| Goal |
Check each line of the listing for the string "bandwidth", then state how many lines have it. Only the number is wanted.

Stored data entries:

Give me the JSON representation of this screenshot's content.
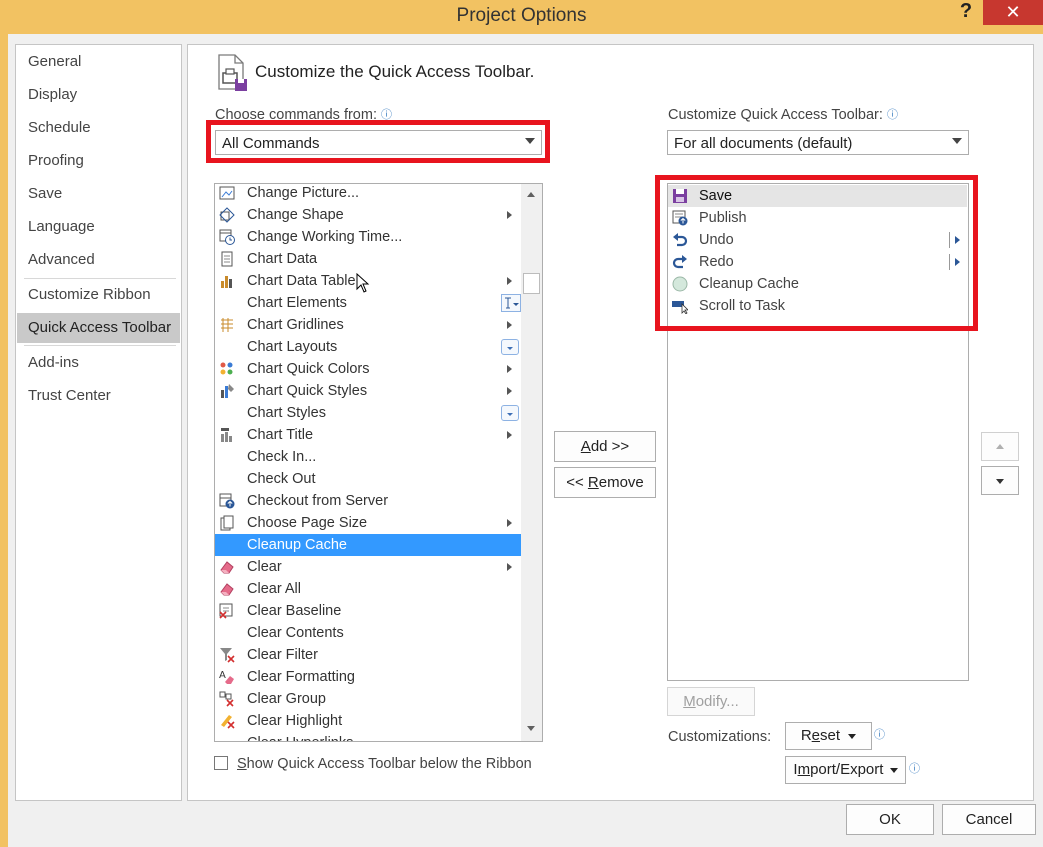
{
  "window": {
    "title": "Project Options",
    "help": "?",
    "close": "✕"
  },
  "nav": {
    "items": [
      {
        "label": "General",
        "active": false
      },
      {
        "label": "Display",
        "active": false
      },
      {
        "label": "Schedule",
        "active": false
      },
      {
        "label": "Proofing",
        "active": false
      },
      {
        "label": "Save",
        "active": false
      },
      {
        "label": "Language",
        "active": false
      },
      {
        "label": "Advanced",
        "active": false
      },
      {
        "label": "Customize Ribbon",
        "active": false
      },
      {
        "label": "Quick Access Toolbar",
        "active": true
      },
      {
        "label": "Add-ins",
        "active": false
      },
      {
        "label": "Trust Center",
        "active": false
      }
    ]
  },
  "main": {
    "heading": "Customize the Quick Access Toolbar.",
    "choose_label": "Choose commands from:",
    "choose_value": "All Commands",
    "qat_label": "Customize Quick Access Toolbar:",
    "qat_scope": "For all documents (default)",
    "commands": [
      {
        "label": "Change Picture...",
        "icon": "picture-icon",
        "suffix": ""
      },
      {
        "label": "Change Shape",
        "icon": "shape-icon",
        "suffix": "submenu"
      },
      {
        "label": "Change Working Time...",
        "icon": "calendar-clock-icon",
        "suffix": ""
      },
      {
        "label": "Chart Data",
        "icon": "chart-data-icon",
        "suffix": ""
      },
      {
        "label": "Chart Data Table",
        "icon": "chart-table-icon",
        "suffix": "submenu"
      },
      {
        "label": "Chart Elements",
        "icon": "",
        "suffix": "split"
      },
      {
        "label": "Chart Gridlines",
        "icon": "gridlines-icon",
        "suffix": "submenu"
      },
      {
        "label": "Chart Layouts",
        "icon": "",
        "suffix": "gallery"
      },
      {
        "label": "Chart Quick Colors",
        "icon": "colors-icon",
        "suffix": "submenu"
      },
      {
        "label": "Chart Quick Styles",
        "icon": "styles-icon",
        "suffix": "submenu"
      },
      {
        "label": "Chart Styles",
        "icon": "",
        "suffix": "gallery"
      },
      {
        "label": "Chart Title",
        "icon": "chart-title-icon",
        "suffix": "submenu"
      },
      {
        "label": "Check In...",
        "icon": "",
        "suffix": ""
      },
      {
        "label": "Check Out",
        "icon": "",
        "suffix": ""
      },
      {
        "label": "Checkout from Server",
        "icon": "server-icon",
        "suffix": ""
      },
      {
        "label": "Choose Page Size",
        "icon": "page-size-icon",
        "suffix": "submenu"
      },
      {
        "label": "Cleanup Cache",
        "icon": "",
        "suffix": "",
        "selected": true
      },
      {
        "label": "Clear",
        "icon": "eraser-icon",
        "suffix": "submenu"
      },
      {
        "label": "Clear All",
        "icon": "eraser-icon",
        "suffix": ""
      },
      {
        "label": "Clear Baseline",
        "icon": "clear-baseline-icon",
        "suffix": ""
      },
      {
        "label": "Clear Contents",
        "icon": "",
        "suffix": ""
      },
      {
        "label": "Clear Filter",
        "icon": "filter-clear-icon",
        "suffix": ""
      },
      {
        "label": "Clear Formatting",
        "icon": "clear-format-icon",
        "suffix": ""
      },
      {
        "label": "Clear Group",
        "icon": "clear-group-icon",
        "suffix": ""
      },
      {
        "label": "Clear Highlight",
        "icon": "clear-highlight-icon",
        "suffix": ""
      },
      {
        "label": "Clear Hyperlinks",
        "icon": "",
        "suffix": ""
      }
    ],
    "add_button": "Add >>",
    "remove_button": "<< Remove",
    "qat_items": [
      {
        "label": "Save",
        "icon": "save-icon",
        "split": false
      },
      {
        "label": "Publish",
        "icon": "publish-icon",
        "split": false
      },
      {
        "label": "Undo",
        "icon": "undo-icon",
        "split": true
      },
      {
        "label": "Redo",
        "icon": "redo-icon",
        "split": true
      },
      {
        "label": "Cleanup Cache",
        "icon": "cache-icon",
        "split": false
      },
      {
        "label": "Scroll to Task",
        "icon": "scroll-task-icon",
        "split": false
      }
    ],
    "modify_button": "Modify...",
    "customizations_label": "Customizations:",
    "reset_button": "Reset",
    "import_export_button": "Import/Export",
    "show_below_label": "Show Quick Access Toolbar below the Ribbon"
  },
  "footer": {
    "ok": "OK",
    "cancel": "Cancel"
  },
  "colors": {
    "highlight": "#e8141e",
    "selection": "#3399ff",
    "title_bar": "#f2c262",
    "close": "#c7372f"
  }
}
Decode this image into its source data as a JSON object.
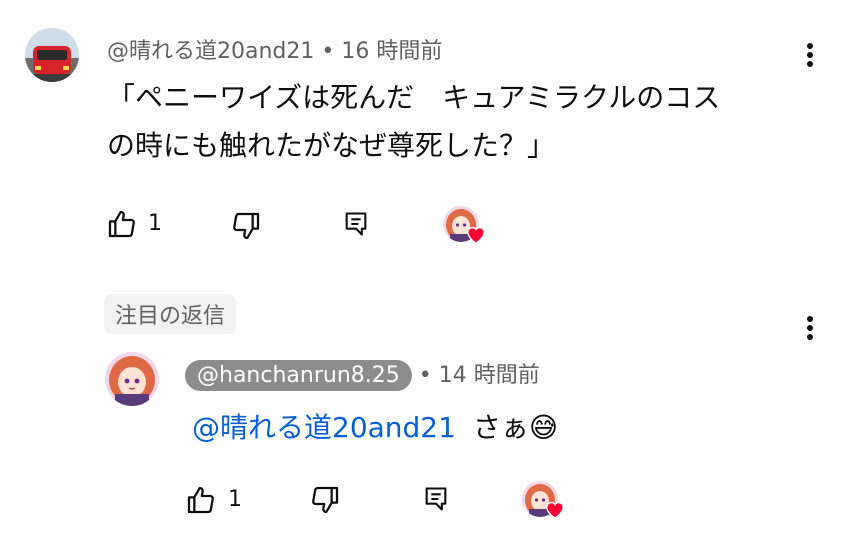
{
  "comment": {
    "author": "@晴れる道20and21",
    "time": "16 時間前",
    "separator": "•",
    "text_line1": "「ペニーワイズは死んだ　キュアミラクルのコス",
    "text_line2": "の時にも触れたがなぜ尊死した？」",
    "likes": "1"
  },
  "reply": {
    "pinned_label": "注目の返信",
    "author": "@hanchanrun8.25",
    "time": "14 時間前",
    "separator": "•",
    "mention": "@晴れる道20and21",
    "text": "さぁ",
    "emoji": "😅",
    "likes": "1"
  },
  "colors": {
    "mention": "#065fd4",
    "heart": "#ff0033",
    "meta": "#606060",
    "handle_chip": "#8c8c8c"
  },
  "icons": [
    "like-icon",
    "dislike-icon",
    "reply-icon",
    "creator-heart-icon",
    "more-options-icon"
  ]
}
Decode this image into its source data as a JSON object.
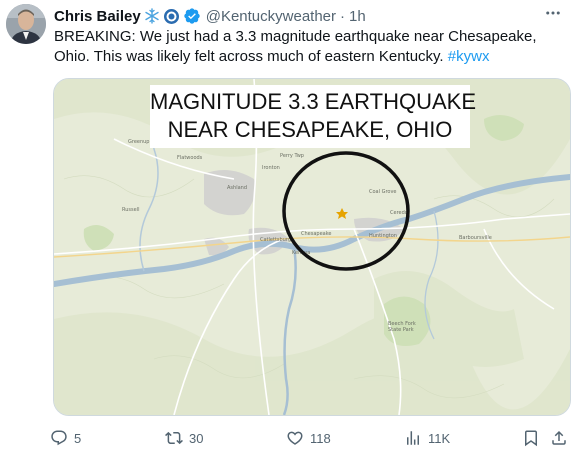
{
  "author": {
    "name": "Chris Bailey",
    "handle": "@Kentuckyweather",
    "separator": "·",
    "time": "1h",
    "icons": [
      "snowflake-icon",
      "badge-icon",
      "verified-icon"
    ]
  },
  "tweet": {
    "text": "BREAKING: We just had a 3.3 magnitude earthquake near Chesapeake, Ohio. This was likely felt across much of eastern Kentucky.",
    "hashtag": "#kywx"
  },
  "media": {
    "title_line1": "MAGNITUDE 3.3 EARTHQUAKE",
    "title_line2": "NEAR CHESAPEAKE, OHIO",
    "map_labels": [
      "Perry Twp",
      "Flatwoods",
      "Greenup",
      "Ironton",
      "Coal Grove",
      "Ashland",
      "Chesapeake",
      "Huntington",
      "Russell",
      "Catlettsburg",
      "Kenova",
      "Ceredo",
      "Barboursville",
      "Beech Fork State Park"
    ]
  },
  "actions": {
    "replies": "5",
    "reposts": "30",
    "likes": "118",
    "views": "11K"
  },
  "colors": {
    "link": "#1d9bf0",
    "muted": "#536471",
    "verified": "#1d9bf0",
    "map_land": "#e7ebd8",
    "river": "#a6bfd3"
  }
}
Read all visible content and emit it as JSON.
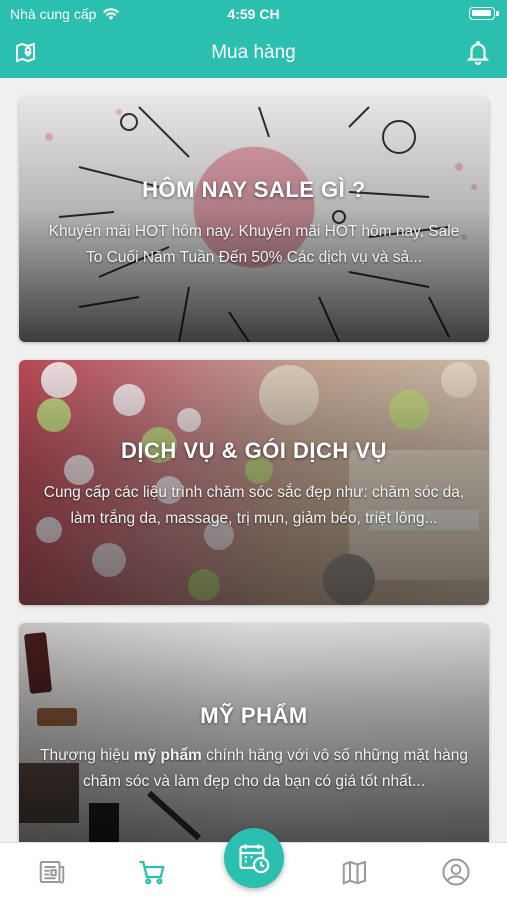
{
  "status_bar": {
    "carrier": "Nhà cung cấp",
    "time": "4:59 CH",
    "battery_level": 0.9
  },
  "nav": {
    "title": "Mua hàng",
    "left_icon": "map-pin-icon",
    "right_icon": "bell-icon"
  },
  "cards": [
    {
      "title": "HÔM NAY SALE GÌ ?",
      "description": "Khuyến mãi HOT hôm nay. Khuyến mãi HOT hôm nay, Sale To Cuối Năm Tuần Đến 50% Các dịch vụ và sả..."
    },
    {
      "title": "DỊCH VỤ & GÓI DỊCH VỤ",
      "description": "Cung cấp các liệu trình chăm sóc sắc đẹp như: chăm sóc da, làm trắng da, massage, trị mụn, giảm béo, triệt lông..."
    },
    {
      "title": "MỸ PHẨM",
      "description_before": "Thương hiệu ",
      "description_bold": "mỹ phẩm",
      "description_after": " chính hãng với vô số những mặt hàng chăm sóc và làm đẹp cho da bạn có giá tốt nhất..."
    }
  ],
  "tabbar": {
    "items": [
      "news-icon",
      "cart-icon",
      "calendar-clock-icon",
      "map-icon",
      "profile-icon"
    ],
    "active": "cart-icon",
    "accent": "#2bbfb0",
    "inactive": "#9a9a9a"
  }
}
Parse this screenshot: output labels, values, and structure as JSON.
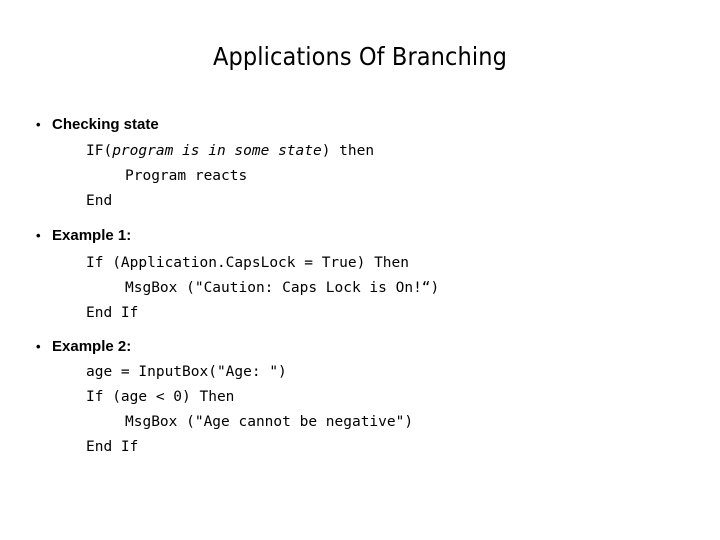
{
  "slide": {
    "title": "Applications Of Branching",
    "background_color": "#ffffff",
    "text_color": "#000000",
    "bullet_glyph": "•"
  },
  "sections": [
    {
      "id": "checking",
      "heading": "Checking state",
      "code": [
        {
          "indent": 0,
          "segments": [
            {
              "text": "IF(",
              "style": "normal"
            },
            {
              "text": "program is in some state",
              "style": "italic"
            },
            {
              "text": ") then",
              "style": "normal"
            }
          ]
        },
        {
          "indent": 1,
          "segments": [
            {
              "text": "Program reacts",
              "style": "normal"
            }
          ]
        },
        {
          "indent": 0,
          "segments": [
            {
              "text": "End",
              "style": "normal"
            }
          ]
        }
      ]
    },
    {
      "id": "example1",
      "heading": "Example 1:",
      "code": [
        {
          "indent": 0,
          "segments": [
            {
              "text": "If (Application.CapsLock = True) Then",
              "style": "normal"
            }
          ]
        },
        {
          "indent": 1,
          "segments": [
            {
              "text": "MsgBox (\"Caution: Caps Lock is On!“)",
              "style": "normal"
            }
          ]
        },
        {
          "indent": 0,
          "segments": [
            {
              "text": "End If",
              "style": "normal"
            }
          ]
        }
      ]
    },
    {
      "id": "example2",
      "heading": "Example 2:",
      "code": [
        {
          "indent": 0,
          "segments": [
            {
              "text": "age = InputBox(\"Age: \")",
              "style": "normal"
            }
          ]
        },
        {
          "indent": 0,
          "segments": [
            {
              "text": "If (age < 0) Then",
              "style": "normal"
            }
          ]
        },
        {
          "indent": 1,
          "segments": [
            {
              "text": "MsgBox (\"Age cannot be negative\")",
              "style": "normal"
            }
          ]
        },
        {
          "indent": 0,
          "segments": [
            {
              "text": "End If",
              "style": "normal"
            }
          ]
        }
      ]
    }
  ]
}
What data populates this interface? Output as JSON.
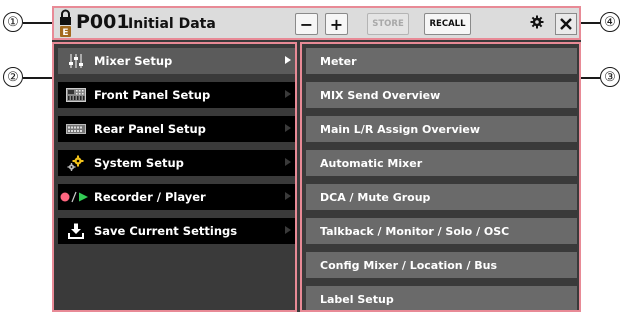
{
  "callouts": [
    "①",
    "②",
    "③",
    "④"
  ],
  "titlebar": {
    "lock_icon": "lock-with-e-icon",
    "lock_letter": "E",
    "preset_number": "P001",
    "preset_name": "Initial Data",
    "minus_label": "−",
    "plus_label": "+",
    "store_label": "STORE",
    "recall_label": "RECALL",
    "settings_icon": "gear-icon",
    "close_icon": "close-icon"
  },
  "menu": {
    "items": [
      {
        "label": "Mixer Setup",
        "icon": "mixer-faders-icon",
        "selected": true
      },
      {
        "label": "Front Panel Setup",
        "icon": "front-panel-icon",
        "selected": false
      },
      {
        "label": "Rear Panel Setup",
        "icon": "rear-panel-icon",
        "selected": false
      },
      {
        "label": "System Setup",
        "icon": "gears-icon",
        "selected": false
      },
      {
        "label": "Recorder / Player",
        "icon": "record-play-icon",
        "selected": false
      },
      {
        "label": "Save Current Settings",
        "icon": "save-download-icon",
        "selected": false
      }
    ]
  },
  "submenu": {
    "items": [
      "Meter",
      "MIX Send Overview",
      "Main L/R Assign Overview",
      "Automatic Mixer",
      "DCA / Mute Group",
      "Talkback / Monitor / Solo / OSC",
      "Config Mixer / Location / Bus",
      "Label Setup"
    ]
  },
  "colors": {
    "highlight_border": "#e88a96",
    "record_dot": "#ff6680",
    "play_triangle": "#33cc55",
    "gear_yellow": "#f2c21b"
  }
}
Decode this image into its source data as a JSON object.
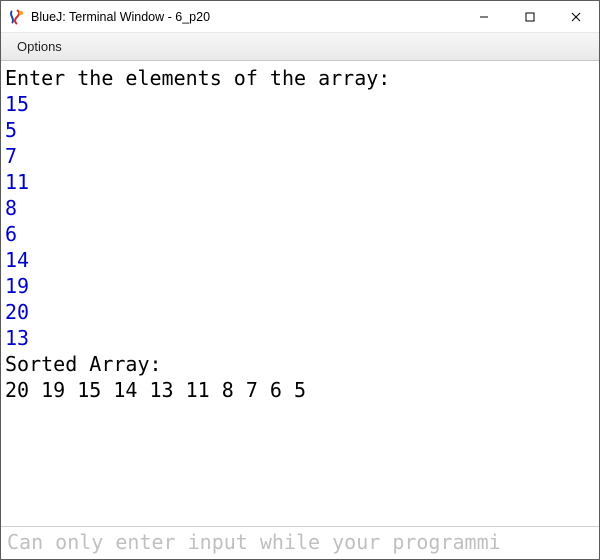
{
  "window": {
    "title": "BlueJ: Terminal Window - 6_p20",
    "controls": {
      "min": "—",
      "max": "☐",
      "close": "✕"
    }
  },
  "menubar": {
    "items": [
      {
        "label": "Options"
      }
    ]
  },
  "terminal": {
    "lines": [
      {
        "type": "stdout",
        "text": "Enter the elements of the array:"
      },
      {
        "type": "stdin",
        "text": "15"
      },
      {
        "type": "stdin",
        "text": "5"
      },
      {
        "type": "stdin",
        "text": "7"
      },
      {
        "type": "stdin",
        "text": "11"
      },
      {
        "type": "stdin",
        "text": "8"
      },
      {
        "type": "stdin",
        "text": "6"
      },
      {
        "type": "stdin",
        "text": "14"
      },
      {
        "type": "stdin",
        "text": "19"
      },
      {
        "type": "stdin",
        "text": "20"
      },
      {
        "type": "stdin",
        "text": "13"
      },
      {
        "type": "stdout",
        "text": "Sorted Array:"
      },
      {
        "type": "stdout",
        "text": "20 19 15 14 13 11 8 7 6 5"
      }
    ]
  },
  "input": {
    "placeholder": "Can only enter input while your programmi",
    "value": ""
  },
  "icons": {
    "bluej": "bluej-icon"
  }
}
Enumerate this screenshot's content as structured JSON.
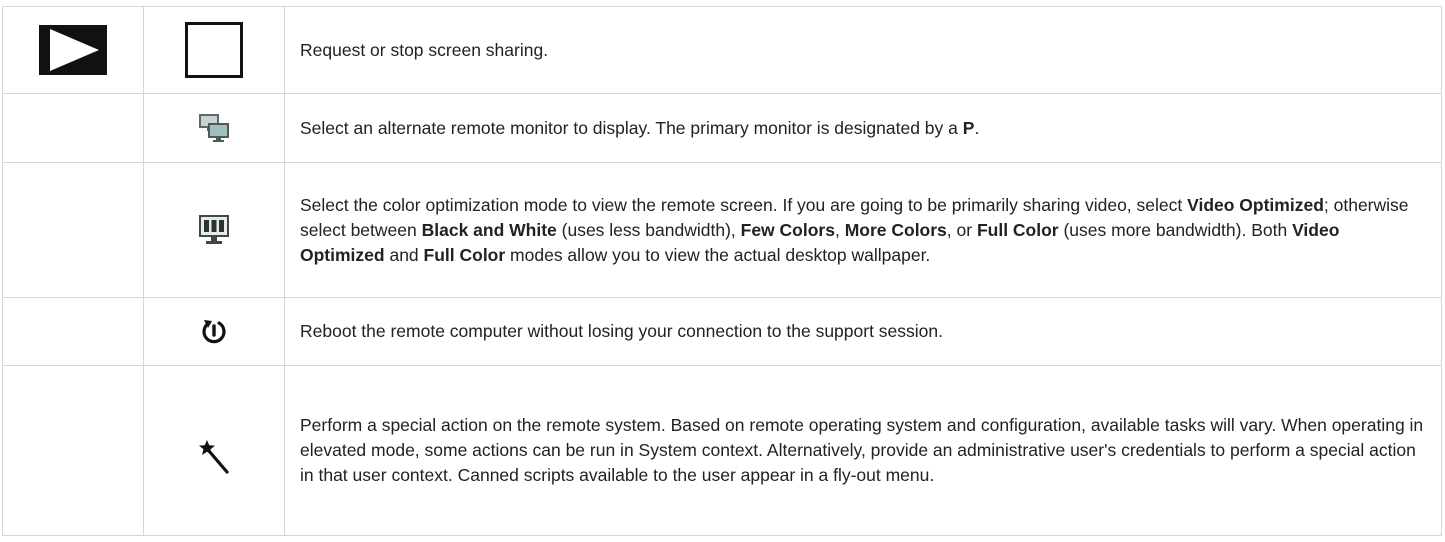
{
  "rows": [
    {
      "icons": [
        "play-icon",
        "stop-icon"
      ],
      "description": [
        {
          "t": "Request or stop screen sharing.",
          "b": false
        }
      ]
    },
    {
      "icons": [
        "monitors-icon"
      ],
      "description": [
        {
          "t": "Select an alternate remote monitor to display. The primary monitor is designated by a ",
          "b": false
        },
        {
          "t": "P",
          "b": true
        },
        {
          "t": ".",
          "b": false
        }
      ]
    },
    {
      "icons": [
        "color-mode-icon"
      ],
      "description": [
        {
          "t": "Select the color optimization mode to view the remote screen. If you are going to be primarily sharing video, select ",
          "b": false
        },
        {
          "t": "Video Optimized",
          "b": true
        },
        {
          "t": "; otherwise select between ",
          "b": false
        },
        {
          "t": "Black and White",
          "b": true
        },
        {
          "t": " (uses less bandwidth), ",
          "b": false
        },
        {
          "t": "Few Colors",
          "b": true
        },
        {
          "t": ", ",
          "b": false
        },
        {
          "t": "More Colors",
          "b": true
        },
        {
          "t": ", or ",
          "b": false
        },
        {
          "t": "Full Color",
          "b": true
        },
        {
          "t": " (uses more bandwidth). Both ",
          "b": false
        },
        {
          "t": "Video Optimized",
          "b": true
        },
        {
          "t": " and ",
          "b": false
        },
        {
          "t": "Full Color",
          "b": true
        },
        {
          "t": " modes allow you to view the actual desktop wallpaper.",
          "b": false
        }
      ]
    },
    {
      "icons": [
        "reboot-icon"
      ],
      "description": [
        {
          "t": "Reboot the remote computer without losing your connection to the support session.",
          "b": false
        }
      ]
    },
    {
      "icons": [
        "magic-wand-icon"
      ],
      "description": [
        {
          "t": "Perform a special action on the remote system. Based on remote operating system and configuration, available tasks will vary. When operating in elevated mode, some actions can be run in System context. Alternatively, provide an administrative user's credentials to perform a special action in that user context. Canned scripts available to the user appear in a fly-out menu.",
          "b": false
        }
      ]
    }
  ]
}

| Response below |
2